§ WRITTEN PROBLEM:
Can you quote the records below in full, word for word?

——————————

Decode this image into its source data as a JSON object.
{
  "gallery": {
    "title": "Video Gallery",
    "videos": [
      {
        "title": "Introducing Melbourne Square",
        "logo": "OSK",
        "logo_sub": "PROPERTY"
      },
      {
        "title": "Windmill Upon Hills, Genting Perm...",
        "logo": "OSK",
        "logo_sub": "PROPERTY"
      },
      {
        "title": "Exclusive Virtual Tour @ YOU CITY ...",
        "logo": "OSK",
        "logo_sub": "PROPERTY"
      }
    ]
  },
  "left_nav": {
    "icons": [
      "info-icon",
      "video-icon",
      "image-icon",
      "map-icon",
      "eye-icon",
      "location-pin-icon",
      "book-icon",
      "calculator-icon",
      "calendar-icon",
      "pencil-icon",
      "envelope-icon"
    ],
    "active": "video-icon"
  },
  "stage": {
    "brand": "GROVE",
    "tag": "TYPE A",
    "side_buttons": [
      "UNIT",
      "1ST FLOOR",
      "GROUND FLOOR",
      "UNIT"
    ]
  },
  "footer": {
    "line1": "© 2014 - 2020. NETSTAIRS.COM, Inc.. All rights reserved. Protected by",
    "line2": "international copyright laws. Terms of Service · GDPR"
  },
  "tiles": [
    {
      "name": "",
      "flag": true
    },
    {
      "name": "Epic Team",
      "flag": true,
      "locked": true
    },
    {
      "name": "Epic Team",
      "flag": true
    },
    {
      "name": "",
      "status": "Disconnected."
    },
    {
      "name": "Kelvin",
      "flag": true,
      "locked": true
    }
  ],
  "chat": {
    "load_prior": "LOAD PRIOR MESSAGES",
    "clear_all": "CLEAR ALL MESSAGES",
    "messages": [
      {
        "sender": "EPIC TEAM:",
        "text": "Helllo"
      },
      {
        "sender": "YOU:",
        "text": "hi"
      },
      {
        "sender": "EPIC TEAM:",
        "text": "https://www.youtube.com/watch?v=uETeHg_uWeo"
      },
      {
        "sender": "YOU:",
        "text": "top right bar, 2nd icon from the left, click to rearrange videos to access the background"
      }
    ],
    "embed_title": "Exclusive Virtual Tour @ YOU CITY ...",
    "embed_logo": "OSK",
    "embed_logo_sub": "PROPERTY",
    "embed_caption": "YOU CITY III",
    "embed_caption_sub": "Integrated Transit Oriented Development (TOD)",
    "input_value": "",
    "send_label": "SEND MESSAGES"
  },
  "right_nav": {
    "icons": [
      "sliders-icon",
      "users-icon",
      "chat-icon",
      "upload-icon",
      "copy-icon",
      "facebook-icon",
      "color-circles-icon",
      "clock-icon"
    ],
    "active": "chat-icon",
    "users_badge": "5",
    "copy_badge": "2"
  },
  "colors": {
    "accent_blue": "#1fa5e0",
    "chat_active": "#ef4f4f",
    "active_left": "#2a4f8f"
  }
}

——————————

§ TASK OUTPUT:
Decode this image into its source data as a JSON object.
{
  "gallery": {
    "title": "Video Gallery",
    "videos": [
      {
        "title": "Introducing Melbourne Square",
        "logo": "OSK",
        "logo_sub": "PROPERTY"
      },
      {
        "title": "Windmill Upon Hills, Genting Perm...",
        "logo": "OSK",
        "logo_sub": "PROPERTY"
      },
      {
        "title": "Exclusive Virtual Tour @ YOU CITY ...",
        "logo": "OSK",
        "logo_sub": "PROPERTY"
      }
    ]
  },
  "left_nav": {
    "icons": [
      "info-icon",
      "video-icon",
      "image-icon",
      "map-icon",
      "eye-icon",
      "location-pin-icon",
      "book-icon",
      "calculator-icon",
      "calendar-icon",
      "pencil-icon",
      "envelope-icon"
    ],
    "active": "video-icon"
  },
  "stage": {
    "brand": "GROVE",
    "tag": "TYPE A",
    "side_buttons": [
      "UNIT",
      "1ST FLOOR",
      "GROUND FLOOR",
      "UNIT"
    ]
  },
  "footer": {
    "line1": "© 2014 - 2020. NETSTAIRS.COM, Inc.. All rights reserved. Protected by",
    "line2": "international copyright laws. Terms of Service · GDPR"
  },
  "tiles": [
    {
      "name": "",
      "flag": true
    },
    {
      "name": "Epic Team",
      "flag": true,
      "locked": true
    },
    {
      "name": "Epic Team",
      "flag": true
    },
    {
      "name": "",
      "status": "Disconnected."
    },
    {
      "name": "Kelvin",
      "flag": true,
      "locked": true
    }
  ],
  "chat": {
    "load_prior": "LOAD PRIOR MESSAGES",
    "clear_all": "CLEAR ALL MESSAGES",
    "messages": [
      {
        "sender": "EPIC TEAM:",
        "text": "Helllo"
      },
      {
        "sender": "YOU:",
        "text": "hi"
      },
      {
        "sender": "EPIC TEAM:",
        "text": "https://www.youtube.com/watch?v=uETeHg_uWeo"
      },
      {
        "sender": "YOU:",
        "text": "top right bar, 2nd icon from the left, click to rearrange videos to access the background"
      }
    ],
    "embed_title": "Exclusive Virtual Tour @ YOU CITY ...",
    "embed_logo": "OSK",
    "embed_logo_sub": "PROPERTY",
    "embed_caption": "YOU CITY III",
    "embed_caption_sub": "Integrated Transit Oriented Development (TOD)",
    "input_value": "",
    "send_label": "SEND MESSAGES"
  },
  "right_nav": {
    "icons": [
      "sliders-icon",
      "users-icon",
      "chat-icon",
      "upload-icon",
      "copy-icon",
      "facebook-icon",
      "color-circles-icon",
      "clock-icon"
    ],
    "active": "chat-icon",
    "users_badge": "5",
    "copy_badge": "2"
  },
  "colors": {
    "accent_blue": "#1fa5e0",
    "chat_active": "#ef4f4f",
    "active_left": "#2a4f8f"
  }
}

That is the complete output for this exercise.